▶ **WORK REQUIRED**
Each entry has to be copied exactly, with nothing missed.

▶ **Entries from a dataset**
□ □ □ □ □ □ □
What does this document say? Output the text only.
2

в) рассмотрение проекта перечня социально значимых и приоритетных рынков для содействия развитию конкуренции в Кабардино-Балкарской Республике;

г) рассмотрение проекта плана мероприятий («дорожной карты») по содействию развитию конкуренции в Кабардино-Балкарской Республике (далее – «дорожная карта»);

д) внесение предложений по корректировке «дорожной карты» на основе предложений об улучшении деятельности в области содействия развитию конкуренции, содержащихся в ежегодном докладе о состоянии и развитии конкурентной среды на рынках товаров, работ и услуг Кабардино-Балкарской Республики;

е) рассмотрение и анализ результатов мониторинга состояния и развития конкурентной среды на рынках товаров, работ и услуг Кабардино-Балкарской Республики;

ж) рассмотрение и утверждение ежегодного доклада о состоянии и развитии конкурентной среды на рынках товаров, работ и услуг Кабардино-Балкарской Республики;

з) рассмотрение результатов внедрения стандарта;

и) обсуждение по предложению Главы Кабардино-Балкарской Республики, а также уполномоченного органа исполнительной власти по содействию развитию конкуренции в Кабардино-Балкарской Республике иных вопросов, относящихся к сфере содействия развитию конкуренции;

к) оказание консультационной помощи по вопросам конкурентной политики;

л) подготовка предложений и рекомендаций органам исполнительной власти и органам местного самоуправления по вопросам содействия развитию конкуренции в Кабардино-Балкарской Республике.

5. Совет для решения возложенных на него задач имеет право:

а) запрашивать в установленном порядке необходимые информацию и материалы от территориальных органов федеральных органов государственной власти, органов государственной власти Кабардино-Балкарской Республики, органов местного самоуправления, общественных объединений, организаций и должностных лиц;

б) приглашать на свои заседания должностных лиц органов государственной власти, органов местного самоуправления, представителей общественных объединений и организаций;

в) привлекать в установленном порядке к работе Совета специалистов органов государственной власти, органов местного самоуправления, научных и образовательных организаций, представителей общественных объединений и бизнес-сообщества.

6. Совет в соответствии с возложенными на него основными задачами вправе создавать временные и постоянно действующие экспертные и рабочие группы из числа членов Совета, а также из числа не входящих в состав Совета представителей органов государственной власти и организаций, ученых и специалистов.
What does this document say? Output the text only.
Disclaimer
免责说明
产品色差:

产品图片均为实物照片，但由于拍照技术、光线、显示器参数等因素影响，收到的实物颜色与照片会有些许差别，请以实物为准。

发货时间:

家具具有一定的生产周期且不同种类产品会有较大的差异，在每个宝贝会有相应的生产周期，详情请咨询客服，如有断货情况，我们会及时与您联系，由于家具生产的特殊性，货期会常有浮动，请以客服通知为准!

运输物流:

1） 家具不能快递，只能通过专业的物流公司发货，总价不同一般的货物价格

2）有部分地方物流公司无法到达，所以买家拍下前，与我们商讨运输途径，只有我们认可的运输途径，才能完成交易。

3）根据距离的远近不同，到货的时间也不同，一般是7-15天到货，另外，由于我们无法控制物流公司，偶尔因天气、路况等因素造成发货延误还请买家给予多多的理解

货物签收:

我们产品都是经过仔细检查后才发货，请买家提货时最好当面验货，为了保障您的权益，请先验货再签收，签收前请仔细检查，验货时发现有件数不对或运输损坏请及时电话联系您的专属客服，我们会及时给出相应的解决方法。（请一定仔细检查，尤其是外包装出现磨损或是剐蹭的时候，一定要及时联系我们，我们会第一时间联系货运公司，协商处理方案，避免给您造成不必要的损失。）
□ □ □ □ □ □ □
▶ **OUTPUT FOR THIS EXERCISE**
What does this document say? Output the text only.
2

в) рассмотрение проекта перечня социально значимых и приоритетных рынков для содействия развитию конкуренции в Кабардино-Балкарской Республике;

г) рассмотрение проекта плана мероприятий («дорожной карты») по содействию развитию конкуренции в Кабардино-Балкарской Республике (далее – «дорожная карта»);

д) внесение предложений по корректировке «дорожной карты» на основе предложений об улучшении деятельности в области содействия развитию конкуренции, содержащихся в ежегодном докладе о состоянии и развитии конкурентной среды на рынках товаров, работ и услуг Кабардино-Балкарской Республики;

е) рассмотрение и анализ результатов мониторинга состояния и развития конкурентной среды на рынках товаров, работ и услуг Кабардино-Балкарской Республики;

ж) рассмотрение и утверждение ежегодного доклада о состоянии и развитии конкурентной среды на рынках товаров, работ и услуг Кабардино-Балкарской Республики;

з) рассмотрение результатов внедрения стандарта;

и) обсуждение по предложению Главы Кабардино-Балкарской Республики, а также уполномоченного органа исполнительной власти по содействию развитию конкуренции в Кабардино-Балкарской Республике иных вопросов, относящихся к сфере содействия развитию конкуренции;

к) оказание консультационной помощи по вопросам конкурентной политики;

л) подготовка предложений и рекомендаций органам исполнительной власти и органам местного самоуправления по вопросам содействия развитию конкуренции в Кабардино-Балкарской Республике.

5. Совет для решения возложенных на него задач имеет право:

а) запрашивать в установленном порядке необходимые информацию и материалы от территориальных органов федеральных органов государственной власти, органов государственной власти Кабардино-Балкарской Республики, органов местного самоуправления, общественных объединений, организаций и должностных лиц;

б) приглашать на свои заседания должностных лиц органов государственной власти, органов местного самоуправления, представителей общественных объединений и организаций;

в) привлекать в установленном порядке к работе Совета специалистов органов государственной власти, органов местного самоуправления, научных и образовательных организаций, представителей общественных объединений и бизнес-сообщества.

6. Совет в соответствии с возложенными на него основными задачами вправе создавать временные и постоянно действующие экспертные и рабочие группы из числа членов Совета, а также из числа не входящих в состав Совета представителей органов государственной власти и организаций, ученых и специалистов.
What does this document say? Output the text only.
Disclaimer
免责说明
产品色差:

产品图片均为实物照片，但由于拍照技术、光线、显示器参数等因素影响，收到的实物颜色与照片会有些许差别，请以实物为准。

发货时间:

家具具有一定的生产周期且不同种类产品会有较大的差异，在每个宝贝会有相应的生产周期，详情请咨询客服，如有断货情况，我们会及时与您联系，由于家具生产的特殊性，货期会常有浮动，请以客服通知为准!

运输物流:

1） 家具不能快递，只能通过专业的物流公司发货，总价不同一般的货物价格

2）有部分地方物流公司无法到达，所以买家拍下前，与我们商讨运输途径，只有我们认可的运输途径，才能完成交易。

3）根据距离的远近不同，到货的时间也不同，一般是7-15天到货，另外，由于我们无法控制物流公司，偶尔因天气、路况等因素造成发货延误还请买家给予多多的理解

货物签收:

我们产品都是经过仔细检查后才发货，请买家提货时最好当面验货，为了保障您的权益，请先验货再签收，签收前请仔细检查，验货时发现有件数不对或运输损坏请及时电话联系您的专属客服，我们会及时给出相应的解决方法。（请一定仔细检查，尤其是外包装出现磨损或是剐蹭的时候，一定要及时联系我们，我们会第一时间联系货运公司，协商处理方案，避免给您造成不必要的损失。）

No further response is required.